[Stored entries]:
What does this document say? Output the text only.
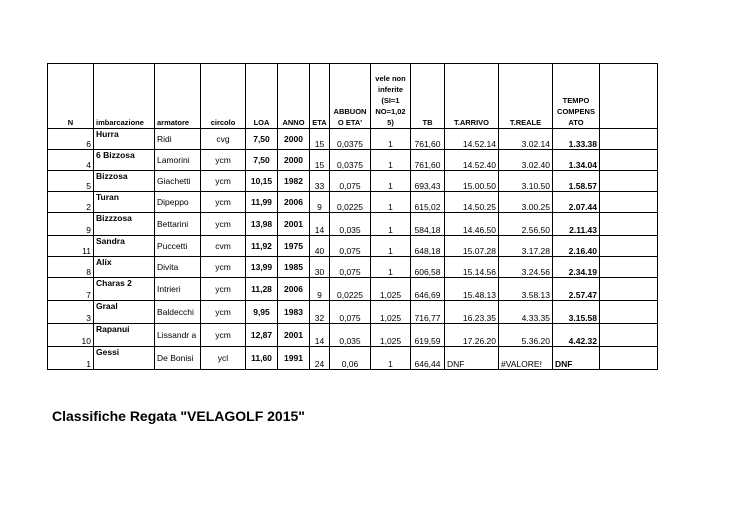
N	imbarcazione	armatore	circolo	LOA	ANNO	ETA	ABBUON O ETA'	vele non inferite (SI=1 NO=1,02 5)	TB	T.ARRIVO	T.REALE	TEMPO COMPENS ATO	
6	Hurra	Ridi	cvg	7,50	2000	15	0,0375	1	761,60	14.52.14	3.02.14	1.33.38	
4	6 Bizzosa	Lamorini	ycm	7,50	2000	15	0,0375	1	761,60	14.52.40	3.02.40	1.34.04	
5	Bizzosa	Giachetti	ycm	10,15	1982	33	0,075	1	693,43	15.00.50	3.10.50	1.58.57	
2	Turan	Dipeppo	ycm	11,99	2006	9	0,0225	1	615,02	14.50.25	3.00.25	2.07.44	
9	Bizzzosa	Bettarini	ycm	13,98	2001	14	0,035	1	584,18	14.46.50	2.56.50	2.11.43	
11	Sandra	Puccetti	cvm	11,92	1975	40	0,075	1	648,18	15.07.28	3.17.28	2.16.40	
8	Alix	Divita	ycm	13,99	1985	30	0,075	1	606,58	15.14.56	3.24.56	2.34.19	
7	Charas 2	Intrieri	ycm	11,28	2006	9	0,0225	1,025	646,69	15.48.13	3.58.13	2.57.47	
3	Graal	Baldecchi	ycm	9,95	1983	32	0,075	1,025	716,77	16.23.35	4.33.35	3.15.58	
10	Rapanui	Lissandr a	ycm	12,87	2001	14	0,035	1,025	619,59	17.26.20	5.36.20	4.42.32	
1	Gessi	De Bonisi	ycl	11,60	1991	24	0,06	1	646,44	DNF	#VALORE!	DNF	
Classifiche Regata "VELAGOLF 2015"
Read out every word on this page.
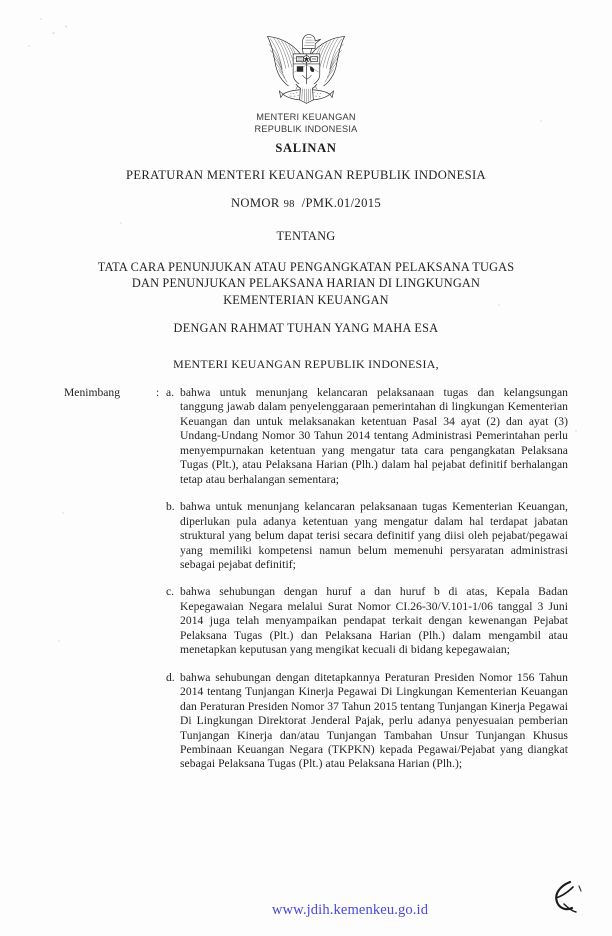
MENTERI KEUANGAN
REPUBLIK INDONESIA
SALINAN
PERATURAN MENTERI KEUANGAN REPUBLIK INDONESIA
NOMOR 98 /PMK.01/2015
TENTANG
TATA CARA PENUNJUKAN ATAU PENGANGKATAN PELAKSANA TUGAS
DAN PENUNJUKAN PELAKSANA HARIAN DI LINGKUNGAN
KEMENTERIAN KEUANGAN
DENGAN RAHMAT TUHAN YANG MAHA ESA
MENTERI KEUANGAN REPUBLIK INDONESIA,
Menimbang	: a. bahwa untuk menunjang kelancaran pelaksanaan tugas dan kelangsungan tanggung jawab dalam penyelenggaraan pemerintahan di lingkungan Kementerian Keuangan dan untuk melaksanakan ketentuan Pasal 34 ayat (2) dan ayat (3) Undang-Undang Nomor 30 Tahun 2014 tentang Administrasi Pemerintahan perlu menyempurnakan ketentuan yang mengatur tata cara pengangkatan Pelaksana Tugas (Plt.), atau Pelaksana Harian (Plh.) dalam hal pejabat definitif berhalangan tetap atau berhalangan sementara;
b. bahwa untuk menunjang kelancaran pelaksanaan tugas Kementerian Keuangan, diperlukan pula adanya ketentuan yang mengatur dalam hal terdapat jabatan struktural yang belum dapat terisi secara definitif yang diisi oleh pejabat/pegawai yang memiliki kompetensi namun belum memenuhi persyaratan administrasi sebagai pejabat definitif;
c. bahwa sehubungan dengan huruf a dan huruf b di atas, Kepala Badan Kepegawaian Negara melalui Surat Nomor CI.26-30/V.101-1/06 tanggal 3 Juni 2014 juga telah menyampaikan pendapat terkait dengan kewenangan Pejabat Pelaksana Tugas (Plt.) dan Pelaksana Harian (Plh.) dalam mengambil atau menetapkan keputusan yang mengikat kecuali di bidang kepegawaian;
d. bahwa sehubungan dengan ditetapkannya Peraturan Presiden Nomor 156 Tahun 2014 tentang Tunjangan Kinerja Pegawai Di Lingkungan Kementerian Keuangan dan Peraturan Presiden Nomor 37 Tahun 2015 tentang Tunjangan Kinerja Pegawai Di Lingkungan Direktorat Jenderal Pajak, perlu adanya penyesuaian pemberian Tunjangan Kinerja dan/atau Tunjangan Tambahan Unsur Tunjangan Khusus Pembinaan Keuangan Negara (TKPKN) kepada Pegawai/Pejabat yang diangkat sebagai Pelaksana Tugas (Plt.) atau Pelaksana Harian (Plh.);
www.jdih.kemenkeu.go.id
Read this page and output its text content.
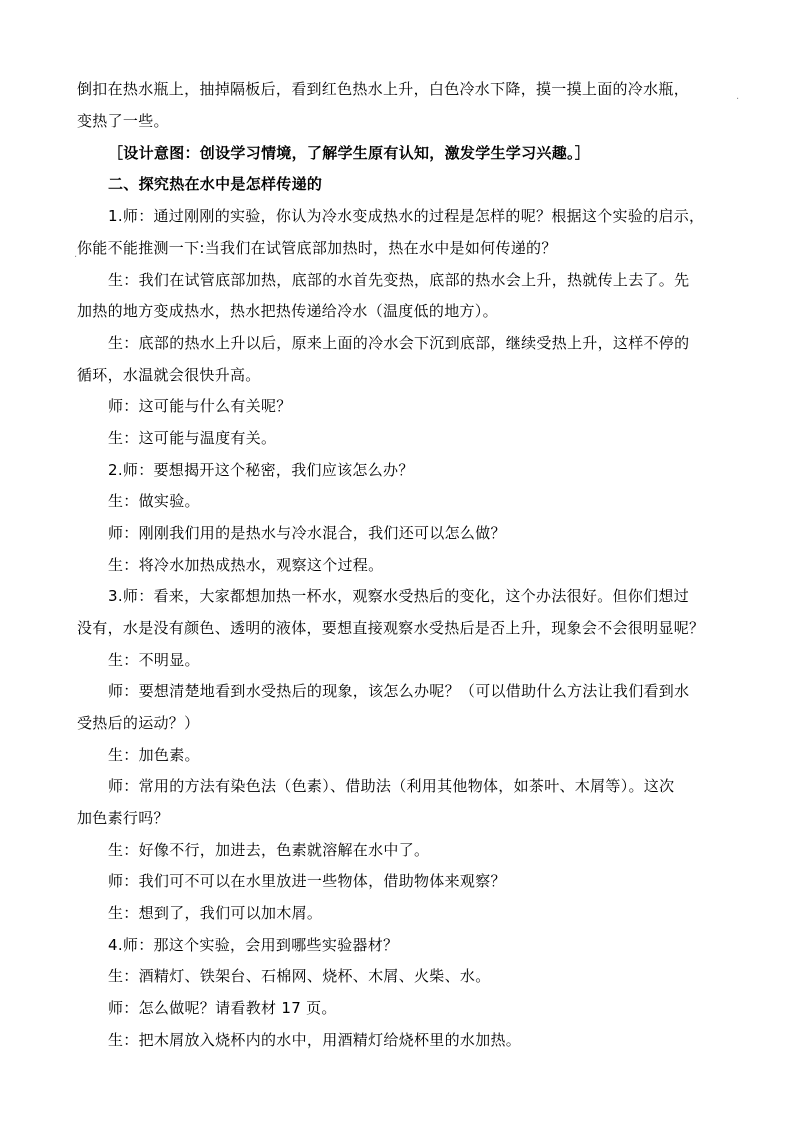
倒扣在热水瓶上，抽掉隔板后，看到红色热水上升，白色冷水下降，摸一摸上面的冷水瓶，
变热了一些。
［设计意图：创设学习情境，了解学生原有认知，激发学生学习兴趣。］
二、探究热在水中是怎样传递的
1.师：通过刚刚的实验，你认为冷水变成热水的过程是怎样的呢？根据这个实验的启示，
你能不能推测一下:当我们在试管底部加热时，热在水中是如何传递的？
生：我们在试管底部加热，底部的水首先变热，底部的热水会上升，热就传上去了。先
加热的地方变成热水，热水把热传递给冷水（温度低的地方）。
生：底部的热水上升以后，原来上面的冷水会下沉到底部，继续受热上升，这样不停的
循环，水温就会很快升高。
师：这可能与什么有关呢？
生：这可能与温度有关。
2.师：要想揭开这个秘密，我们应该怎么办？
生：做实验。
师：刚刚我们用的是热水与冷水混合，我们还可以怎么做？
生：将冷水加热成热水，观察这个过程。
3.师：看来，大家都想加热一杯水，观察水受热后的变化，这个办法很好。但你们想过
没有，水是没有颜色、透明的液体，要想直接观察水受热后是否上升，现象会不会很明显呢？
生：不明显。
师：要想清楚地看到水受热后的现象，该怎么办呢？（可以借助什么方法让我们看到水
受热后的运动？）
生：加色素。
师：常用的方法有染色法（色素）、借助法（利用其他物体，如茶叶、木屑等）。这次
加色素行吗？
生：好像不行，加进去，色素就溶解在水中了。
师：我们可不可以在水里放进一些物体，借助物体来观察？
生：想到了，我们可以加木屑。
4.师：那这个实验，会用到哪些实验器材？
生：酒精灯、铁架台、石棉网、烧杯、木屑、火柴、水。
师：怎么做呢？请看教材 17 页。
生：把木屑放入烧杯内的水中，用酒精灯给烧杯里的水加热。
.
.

==

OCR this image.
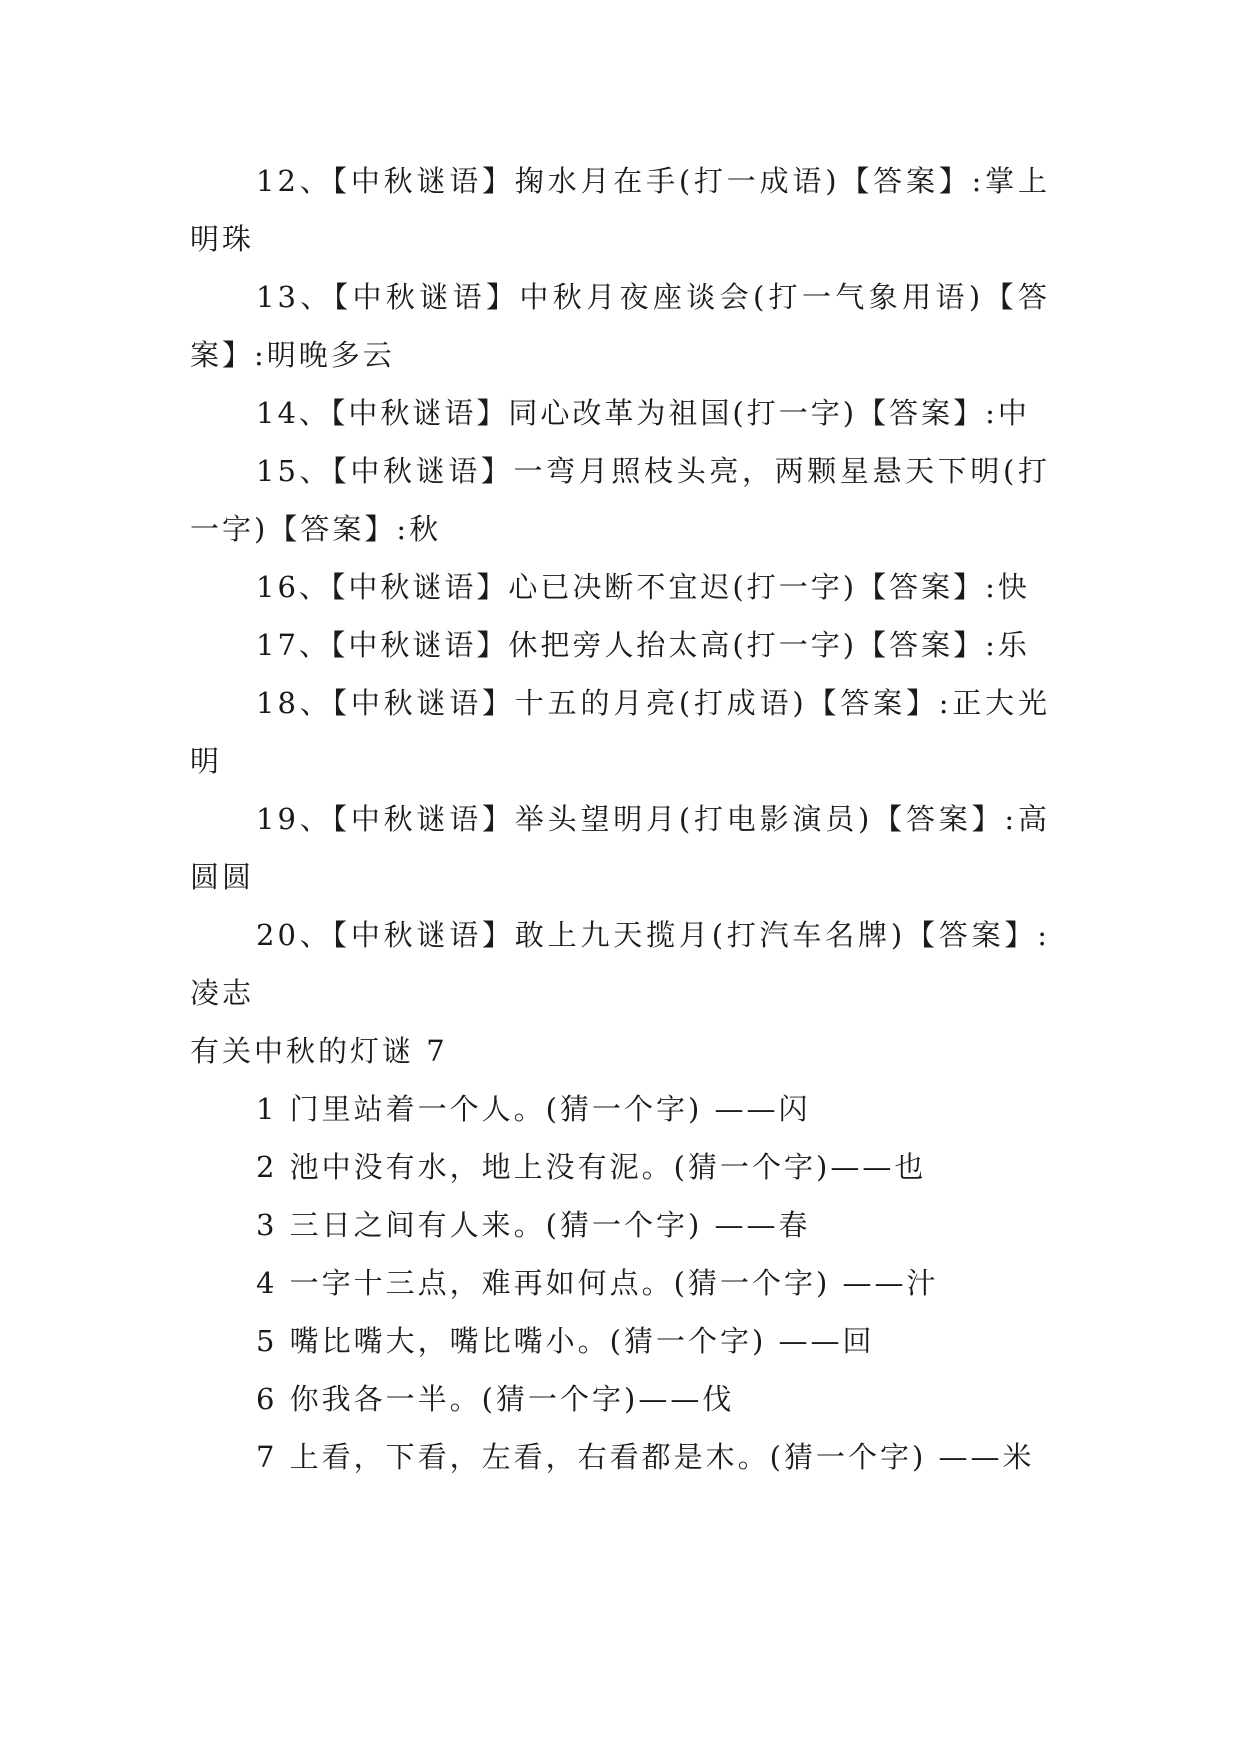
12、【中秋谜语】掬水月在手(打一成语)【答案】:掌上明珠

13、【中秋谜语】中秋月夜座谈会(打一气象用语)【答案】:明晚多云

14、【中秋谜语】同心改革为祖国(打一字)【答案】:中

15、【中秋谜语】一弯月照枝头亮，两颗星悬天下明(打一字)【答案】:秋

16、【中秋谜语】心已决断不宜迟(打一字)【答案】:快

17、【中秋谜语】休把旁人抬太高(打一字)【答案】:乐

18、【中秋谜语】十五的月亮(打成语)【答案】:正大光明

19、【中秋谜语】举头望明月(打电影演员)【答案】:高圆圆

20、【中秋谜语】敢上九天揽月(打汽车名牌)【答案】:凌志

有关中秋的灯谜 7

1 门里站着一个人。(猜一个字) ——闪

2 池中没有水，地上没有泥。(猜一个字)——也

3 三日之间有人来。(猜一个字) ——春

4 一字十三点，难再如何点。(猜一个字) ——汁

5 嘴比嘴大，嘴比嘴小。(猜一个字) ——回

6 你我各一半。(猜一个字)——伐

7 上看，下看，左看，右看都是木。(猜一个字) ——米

==

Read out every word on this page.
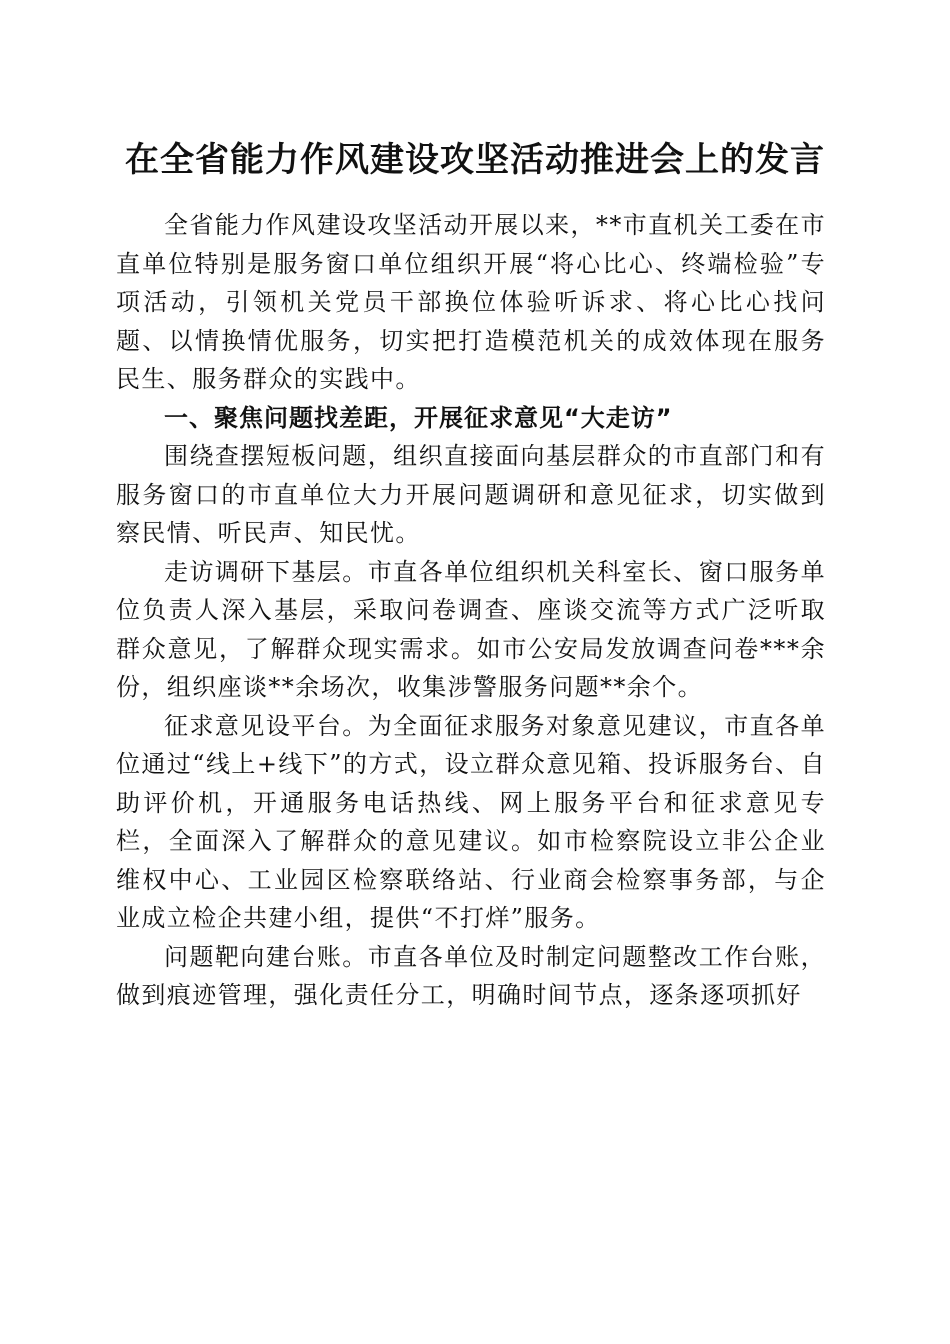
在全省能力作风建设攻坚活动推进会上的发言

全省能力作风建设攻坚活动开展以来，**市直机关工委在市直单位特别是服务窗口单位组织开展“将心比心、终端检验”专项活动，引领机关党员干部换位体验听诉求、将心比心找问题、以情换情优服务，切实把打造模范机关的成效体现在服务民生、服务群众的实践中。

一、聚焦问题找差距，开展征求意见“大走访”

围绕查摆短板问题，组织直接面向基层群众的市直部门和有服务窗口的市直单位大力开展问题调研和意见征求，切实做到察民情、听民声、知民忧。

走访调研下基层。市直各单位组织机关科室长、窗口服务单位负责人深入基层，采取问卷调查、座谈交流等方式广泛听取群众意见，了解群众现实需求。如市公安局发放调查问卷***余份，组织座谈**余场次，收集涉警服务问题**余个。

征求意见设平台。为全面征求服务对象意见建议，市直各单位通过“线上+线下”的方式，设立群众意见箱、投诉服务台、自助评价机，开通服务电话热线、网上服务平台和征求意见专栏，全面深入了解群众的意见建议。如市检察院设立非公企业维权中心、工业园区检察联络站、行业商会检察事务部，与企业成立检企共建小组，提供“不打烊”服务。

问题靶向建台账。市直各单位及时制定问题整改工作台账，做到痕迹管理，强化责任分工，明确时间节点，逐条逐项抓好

[SHORT EXERCISE]: Reproduce every line of the listing above in which the string "REPUBLIK" appears.

[EXERCISE RESPONSE]:
REPUBLIK INDONESIA
PERATURAN MENTERI KEUANGAN REPUBLIK INDONESIA
MENTERI KEUANGAN REPUBLIK INDONESIA,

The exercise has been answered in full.